# [What is being asked]
In the lines below, substitute "group-base" for every occurrence of "crowd-base" and leave everything else unchanged.

# [Extracted entries]
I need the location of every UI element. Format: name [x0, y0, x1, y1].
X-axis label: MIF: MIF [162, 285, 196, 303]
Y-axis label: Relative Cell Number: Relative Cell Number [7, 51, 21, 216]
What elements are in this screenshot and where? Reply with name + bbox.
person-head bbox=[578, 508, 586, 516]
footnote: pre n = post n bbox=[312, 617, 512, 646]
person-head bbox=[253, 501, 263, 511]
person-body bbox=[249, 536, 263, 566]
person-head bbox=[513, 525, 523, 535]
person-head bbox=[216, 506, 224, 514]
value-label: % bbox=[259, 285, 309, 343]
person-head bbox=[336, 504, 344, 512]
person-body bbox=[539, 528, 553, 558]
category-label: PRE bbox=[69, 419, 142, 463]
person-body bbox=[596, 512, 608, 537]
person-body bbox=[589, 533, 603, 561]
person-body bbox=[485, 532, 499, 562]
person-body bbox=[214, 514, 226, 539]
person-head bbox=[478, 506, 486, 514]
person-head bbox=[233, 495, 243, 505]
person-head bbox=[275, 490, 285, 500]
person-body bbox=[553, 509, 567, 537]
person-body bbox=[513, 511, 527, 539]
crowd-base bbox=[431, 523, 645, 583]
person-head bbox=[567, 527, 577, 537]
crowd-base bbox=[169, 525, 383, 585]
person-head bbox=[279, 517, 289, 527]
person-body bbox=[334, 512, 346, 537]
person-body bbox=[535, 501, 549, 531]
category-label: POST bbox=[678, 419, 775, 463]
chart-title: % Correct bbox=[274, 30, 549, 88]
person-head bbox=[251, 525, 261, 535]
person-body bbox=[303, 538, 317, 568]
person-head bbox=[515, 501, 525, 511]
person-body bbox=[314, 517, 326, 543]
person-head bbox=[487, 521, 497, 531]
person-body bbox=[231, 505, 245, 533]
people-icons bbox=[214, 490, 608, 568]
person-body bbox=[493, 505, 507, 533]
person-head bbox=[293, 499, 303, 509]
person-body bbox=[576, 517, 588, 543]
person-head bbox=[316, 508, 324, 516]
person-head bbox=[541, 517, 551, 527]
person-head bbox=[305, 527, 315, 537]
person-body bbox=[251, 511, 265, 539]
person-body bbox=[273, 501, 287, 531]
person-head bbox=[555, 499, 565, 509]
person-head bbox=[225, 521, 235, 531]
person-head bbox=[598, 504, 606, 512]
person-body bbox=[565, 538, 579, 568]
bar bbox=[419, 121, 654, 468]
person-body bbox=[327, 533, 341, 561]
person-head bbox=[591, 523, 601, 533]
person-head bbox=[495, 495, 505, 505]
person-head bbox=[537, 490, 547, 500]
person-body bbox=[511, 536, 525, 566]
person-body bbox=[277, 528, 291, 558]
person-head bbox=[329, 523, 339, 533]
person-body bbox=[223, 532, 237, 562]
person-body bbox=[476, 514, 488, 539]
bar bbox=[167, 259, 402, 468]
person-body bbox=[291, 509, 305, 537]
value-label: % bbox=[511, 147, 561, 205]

# [Finished exercise]
I need the location of every UI element. Format: name [x0, y0, x1, y1].
X-axis label: MIF: MIF [162, 285, 196, 303]
Y-axis label: Relative Cell Number: Relative Cell Number [7, 51, 21, 216]
What elements are in this screenshot and where? Reply with name + bbox.
person-head bbox=[578, 508, 586, 516]
footnote: pre n = post n bbox=[312, 617, 512, 646]
person-head bbox=[253, 501, 263, 511]
person-body bbox=[249, 536, 263, 566]
person-head bbox=[513, 525, 523, 535]
person-head bbox=[216, 506, 224, 514]
value-label: % bbox=[259, 285, 309, 343]
person-head bbox=[336, 504, 344, 512]
person-body bbox=[539, 528, 553, 558]
category-label: PRE bbox=[69, 419, 142, 463]
person-body bbox=[596, 512, 608, 537]
person-body bbox=[589, 533, 603, 561]
person-body bbox=[485, 532, 499, 562]
person-body bbox=[214, 514, 226, 539]
person-head bbox=[478, 506, 486, 514]
person-head bbox=[233, 495, 243, 505]
person-head bbox=[275, 490, 285, 500]
person-body bbox=[553, 509, 567, 537]
person-body bbox=[513, 511, 527, 539]
group-base bbox=[431, 523, 645, 583]
person-head bbox=[567, 527, 577, 537]
group-base bbox=[169, 525, 383, 585]
person-head bbox=[279, 517, 289, 527]
person-body bbox=[334, 512, 346, 537]
person-body bbox=[535, 501, 549, 531]
category-label: POST bbox=[678, 419, 775, 463]
chart-title: % Correct bbox=[274, 30, 549, 88]
person-head bbox=[251, 525, 261, 535]
person-body bbox=[303, 538, 317, 568]
person-head bbox=[515, 501, 525, 511]
person-body bbox=[314, 517, 326, 543]
person-head bbox=[487, 521, 497, 531]
person-body bbox=[231, 505, 245, 533]
people-icons bbox=[214, 490, 608, 568]
person-body bbox=[493, 505, 507, 533]
person-head bbox=[293, 499, 303, 509]
person-body bbox=[576, 517, 588, 543]
person-head bbox=[316, 508, 324, 516]
person-head bbox=[541, 517, 551, 527]
person-head bbox=[305, 527, 315, 537]
person-body bbox=[251, 511, 265, 539]
person-body bbox=[273, 501, 287, 531]
person-head bbox=[555, 499, 565, 509]
person-head bbox=[225, 521, 235, 531]
person-head bbox=[598, 504, 606, 512]
person-body bbox=[565, 538, 579, 568]
bar bbox=[419, 121, 654, 468]
person-body bbox=[327, 533, 341, 561]
person-head bbox=[591, 523, 601, 533]
person-head bbox=[495, 495, 505, 505]
person-head bbox=[537, 490, 547, 500]
person-body bbox=[511, 536, 525, 566]
person-body bbox=[277, 528, 291, 558]
person-head bbox=[329, 523, 339, 533]
person-body bbox=[223, 532, 237, 562]
person-body bbox=[476, 514, 488, 539]
bar bbox=[167, 259, 402, 468]
person-body bbox=[291, 509, 305, 537]
value-label: % bbox=[511, 147, 561, 205]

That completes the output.